***** Trecho para leitura

Além do acesso reduzido aos insumos de prevenção, os dados do levantamento também demonstram o quanto as mulheres que estão vinculadas aos serviços de saúde estão alijadas das informações relacionadas às “novas estratégias de prevenção”. Os dados indicam que 49% das entrevistadas desconhecem a Profilaxia Pós Exposição (PEP) e 51% nunca ouviu falar em Profilaxia Pré Exposição (PrEP). Importante ressaltar que a PEP é uma política consolidada há mais de 15 anos na rotina dos serviços do SUS e a PrEP, embora não seja de acesso universal e não esteja disponível para a maioria das mulheres cisgêneras, foi incorporada nos serviços de saúde em 2016.
Este cenário fica mais complexo com o aumento da violência doméstica. Segundo o 14º Anuário Brasileiro de Segurança Pública, no primeiro semestre de 2020, houve incremento no número de feminicídios e de chamadas de urgência por agressão, o que indica o quanto o isolamento social intensificou a violência doméstica. Esta situação expressa menos possibilidades de gerenciamento de suas vidas sexuais, na adoção de métodos contraceptivos e negociação de práticas sexuais seguras.
A similaridade de alguns indicadores evidencia a correlação entre as duas epidemias. O Brasil ostenta 77% dos óbitos de gestante por covid-19 do mundo, sendo a taxa de mortalidade entre mulheres negras o dobro da taxa das mulheres brancas. Quando comparamos este cenário com o retratado pelo Boletim Epidemiológico de HIV e Aids 2020, percebemos similaridades importantes. Segundo o Boletim, houve um crescimento de 21,7% nas taxas de detecção de HIV entre gestantes nos últimos dez anos, sendo que destas 49,5% se autodeclaram pardas e 13,7% pretas. Ainda, apesar das infecções entre mulheres terem demonstrado um decréscimo nos últimos anos, desde 2009, os casos de aids são mais prevalentes em mulheres negras e a proporção de óbitos entre mulheres negras foi de 62%. A convergência destes cenários tangibiliza o quanto os contextos de vulnerabilidade são determinantes no processo de adoecimento e morte das mulheres.

**********
***** Registros fornecidos

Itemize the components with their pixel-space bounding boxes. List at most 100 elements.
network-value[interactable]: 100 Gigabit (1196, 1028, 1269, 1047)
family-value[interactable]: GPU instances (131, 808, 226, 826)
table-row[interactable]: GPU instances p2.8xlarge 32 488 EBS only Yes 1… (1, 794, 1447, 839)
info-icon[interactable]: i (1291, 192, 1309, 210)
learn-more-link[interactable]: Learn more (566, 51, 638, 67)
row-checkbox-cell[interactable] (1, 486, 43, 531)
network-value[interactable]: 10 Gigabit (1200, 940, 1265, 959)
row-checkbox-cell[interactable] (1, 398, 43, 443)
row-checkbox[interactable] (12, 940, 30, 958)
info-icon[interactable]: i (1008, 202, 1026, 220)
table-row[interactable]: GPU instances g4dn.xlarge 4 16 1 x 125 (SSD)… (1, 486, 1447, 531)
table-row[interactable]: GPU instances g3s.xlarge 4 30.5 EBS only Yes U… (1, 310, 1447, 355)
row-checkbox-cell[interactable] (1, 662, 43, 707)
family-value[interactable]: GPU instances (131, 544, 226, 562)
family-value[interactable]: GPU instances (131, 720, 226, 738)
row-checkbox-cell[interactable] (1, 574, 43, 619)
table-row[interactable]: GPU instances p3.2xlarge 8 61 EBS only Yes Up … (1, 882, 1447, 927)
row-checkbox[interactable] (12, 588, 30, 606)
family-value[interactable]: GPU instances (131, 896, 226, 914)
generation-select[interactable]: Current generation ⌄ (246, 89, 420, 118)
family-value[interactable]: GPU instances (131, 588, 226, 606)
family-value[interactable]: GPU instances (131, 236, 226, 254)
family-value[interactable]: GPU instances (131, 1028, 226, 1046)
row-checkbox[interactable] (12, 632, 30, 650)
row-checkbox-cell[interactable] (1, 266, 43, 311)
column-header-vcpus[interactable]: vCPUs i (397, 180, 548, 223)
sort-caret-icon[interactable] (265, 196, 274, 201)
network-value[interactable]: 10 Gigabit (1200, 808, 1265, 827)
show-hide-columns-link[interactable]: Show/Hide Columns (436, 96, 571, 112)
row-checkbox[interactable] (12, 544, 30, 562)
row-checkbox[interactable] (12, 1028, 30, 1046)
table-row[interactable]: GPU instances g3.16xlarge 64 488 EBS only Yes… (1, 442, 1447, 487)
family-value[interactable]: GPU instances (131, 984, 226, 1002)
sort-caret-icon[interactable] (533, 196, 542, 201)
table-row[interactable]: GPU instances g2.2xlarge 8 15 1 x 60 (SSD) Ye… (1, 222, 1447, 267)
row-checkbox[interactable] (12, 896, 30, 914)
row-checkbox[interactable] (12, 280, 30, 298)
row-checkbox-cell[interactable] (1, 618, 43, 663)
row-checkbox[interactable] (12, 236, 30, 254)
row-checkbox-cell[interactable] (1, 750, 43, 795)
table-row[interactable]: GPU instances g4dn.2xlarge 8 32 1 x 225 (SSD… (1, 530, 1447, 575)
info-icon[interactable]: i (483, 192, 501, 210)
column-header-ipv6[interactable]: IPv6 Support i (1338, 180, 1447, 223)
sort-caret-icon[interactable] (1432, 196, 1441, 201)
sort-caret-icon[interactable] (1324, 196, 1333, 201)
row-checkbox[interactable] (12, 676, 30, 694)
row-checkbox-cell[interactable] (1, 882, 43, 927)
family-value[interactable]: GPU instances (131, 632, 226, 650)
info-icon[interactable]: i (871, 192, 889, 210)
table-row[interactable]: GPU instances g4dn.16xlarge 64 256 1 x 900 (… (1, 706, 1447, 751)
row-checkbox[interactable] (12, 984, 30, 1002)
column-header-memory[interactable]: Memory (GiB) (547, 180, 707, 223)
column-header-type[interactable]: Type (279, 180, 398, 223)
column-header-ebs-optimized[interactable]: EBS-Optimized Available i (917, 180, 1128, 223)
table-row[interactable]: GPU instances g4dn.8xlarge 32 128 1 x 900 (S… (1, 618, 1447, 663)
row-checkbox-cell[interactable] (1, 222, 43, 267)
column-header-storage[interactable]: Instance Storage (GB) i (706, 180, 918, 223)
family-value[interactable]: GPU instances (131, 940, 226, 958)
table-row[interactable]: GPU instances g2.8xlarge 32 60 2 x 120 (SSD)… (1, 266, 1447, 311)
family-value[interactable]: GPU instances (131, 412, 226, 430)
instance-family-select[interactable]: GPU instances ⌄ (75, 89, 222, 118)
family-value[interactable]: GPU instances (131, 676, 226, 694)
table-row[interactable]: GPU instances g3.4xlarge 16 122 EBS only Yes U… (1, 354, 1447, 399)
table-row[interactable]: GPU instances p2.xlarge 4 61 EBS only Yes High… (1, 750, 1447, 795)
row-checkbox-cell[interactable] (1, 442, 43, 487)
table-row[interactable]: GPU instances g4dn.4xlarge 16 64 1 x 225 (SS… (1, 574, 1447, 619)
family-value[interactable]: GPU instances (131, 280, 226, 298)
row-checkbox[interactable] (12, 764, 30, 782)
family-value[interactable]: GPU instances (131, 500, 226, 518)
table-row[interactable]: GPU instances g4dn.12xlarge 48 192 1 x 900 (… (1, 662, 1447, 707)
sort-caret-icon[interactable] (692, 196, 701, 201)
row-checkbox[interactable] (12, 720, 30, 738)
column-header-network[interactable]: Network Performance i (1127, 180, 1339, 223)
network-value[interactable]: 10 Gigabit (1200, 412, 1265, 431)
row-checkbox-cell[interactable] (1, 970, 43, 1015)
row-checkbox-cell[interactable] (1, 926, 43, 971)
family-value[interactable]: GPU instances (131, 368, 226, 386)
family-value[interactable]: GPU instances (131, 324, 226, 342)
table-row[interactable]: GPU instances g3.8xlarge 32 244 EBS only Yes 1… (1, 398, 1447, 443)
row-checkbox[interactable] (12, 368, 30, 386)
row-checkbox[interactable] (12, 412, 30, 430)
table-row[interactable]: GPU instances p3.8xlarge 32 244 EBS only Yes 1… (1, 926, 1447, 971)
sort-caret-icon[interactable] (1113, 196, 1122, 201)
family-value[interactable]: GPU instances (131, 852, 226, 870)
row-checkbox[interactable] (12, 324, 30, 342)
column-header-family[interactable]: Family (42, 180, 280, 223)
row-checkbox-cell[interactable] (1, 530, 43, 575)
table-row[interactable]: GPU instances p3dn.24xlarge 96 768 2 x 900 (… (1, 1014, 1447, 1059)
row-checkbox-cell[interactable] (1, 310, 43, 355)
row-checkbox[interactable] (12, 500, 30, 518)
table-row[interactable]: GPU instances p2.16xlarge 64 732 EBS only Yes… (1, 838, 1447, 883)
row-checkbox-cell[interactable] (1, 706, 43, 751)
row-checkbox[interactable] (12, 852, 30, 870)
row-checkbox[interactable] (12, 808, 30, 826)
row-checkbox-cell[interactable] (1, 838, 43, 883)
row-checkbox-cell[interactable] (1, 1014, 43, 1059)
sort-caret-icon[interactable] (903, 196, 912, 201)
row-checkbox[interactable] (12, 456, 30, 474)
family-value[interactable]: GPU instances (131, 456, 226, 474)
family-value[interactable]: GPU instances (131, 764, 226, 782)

**********

# Tarefa A
Responda com base no trecho sobre HIV e saúde das mulheres:
(i) Que porcentagem das entrevistadas desconhece a Profilaxia Pós Exposição (PEP)?
(ii) Segundo o 14º Anuário Brasileiro de Segurança Pública, em que período houve aumento no número de feminicídios?
(iii) De quanto foi o crescimento nas taxas de detecção de HIV entre gestantes nos últimos dez anos, segundo o Boletim Epidemiológico de HIV e Aids 2020?
# Tarefa B
Por favor, prossiga com o trecho sobre HIV e saúde das mulheres a partir do ponto em que ele termina.

# Resposta do exercício A
(i) 49%.
(ii) No primeiro semestre de 2020.
(iii) 21,7%.

# Resposta do exercício B
A crise abancada pela pandemia de covid-19 têm ampliado os retrocessos no campo da saúde, promoção e garantia de direitos, especialmente das meninas e mulheres negras. Este fenômeno está sincronizado com a avalanche conservadora e fundamentalista que tem assolado o Brasil e deve repercutir num recrudescimento da epidemia de Aids entre as mulheres.
Em tempo, o Brasil é o quinto país com maior número de feminicídios, sendo que no primeiro semestre de 2020, 75% das mulheres vítimas de feminicídios eram negras. Ainda, segundo o relatório 2021 da Trangender Europe, o Brasil continua sendo o país com o maior número de assassinatos de pessoas trans do mundo, correspondendo a 41% de todos os dados.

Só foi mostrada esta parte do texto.